Copy each line below that contains "dolor".

● **Given data**

>>>

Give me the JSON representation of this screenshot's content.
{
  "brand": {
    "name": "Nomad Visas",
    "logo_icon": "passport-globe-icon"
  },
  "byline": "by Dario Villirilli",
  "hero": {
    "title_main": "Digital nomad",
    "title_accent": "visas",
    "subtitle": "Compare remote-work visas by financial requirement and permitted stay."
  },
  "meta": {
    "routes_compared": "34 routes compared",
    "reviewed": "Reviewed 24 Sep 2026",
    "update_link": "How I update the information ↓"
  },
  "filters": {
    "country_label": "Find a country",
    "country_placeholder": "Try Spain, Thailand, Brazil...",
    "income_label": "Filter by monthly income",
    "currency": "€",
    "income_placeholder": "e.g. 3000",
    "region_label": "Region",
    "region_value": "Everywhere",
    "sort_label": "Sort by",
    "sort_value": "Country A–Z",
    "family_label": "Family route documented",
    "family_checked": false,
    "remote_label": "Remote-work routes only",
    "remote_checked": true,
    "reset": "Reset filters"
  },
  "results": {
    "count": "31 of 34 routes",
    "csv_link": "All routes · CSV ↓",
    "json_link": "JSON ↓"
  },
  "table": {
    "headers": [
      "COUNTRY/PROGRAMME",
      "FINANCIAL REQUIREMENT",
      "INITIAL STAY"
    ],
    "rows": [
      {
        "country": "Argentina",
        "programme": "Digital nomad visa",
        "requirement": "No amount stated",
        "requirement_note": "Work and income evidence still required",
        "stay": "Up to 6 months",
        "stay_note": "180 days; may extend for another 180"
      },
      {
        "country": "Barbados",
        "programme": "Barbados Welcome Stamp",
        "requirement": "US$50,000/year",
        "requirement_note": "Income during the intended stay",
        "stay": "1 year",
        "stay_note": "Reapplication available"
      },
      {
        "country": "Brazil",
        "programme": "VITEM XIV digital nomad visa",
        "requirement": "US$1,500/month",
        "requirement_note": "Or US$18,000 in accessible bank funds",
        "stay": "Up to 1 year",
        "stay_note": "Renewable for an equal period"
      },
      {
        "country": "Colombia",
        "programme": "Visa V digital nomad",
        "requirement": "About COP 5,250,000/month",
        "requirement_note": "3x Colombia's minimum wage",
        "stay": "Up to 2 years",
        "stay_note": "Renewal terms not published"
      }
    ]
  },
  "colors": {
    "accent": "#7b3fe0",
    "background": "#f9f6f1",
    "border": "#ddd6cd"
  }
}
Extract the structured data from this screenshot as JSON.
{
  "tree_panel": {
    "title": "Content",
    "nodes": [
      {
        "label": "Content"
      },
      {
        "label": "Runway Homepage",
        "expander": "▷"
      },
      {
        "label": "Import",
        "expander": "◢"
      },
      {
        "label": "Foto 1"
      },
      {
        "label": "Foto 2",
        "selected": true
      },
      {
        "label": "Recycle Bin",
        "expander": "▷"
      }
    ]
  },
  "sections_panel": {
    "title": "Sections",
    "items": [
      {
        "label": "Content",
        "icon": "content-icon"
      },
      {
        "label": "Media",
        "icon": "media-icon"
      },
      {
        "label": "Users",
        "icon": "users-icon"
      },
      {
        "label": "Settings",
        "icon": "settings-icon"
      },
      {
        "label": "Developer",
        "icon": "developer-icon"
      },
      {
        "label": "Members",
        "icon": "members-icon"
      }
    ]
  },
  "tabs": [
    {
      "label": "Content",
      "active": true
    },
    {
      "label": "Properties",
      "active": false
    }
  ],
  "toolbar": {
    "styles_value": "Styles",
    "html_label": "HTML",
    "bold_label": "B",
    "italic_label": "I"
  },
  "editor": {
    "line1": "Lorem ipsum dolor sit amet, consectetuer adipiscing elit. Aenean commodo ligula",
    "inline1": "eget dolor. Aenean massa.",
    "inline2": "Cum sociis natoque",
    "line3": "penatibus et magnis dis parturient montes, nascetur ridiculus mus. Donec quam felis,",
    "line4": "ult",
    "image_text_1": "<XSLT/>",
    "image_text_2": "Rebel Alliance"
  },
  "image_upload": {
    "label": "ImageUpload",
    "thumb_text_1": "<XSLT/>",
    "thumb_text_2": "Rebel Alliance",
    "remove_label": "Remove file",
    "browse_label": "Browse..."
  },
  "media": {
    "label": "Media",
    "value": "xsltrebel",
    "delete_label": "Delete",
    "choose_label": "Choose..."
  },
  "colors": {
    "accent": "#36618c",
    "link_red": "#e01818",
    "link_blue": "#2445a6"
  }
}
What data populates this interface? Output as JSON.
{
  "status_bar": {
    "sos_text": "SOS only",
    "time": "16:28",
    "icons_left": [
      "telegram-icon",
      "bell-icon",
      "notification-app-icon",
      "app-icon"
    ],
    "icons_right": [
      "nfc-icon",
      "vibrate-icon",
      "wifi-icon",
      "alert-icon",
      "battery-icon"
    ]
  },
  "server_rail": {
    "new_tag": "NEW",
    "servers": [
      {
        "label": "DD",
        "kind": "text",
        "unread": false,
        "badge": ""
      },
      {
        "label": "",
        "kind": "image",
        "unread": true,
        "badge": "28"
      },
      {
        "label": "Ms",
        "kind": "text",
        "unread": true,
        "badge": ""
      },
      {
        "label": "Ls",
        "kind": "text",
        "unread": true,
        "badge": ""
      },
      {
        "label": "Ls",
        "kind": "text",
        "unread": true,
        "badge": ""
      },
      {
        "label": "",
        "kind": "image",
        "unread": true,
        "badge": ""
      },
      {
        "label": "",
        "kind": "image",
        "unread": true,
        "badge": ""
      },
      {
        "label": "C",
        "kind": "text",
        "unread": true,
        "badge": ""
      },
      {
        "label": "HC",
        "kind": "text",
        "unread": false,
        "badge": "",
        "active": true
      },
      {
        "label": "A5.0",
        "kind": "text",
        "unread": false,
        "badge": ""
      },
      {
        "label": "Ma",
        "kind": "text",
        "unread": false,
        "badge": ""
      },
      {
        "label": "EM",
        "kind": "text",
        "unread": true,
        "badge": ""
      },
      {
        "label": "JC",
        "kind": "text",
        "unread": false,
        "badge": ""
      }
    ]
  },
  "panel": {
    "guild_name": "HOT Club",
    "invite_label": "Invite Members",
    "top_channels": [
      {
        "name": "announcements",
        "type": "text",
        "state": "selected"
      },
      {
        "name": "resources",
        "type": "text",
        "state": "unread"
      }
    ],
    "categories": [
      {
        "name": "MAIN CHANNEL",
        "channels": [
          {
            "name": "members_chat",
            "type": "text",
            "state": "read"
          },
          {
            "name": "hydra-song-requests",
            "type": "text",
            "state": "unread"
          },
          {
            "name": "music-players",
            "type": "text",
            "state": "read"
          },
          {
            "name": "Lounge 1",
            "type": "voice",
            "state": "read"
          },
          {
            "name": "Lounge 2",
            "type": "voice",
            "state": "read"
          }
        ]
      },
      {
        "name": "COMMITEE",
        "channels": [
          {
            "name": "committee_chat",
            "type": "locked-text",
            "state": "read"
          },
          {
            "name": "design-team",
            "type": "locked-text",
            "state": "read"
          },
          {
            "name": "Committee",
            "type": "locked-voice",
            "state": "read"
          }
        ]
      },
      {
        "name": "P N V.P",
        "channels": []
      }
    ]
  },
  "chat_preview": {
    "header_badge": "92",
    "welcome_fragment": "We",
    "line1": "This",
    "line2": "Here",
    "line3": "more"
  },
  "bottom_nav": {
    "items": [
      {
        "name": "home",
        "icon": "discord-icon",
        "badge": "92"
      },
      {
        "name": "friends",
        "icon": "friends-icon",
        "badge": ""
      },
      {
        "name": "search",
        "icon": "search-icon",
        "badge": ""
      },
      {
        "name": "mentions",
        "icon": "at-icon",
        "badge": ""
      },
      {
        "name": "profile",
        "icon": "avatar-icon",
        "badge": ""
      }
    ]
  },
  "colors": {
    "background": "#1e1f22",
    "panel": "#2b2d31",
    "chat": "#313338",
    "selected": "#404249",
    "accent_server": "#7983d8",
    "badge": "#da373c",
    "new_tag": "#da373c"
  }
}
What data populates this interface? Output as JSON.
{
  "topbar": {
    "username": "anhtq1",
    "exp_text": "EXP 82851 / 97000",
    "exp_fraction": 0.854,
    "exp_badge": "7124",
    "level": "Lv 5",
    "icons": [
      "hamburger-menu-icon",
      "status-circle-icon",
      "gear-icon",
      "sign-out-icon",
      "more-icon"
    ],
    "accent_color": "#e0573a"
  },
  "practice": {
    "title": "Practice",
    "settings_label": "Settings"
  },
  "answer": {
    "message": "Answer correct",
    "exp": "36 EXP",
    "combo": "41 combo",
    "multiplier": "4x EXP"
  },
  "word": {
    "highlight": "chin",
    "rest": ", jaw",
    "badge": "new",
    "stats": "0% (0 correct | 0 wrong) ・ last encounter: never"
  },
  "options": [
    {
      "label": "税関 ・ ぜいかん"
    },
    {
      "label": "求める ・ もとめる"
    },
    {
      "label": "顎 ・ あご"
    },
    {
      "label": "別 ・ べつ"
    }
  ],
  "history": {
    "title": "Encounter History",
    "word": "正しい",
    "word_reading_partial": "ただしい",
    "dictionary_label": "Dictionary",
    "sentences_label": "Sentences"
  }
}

<<<

● **Finished exercise**
    "line1": "Lorem ipsum dolor sit amet, consectetuer adipiscing elit. Aenean commodo ligula",
    "inline1": "eget dolor. Aenean massa.",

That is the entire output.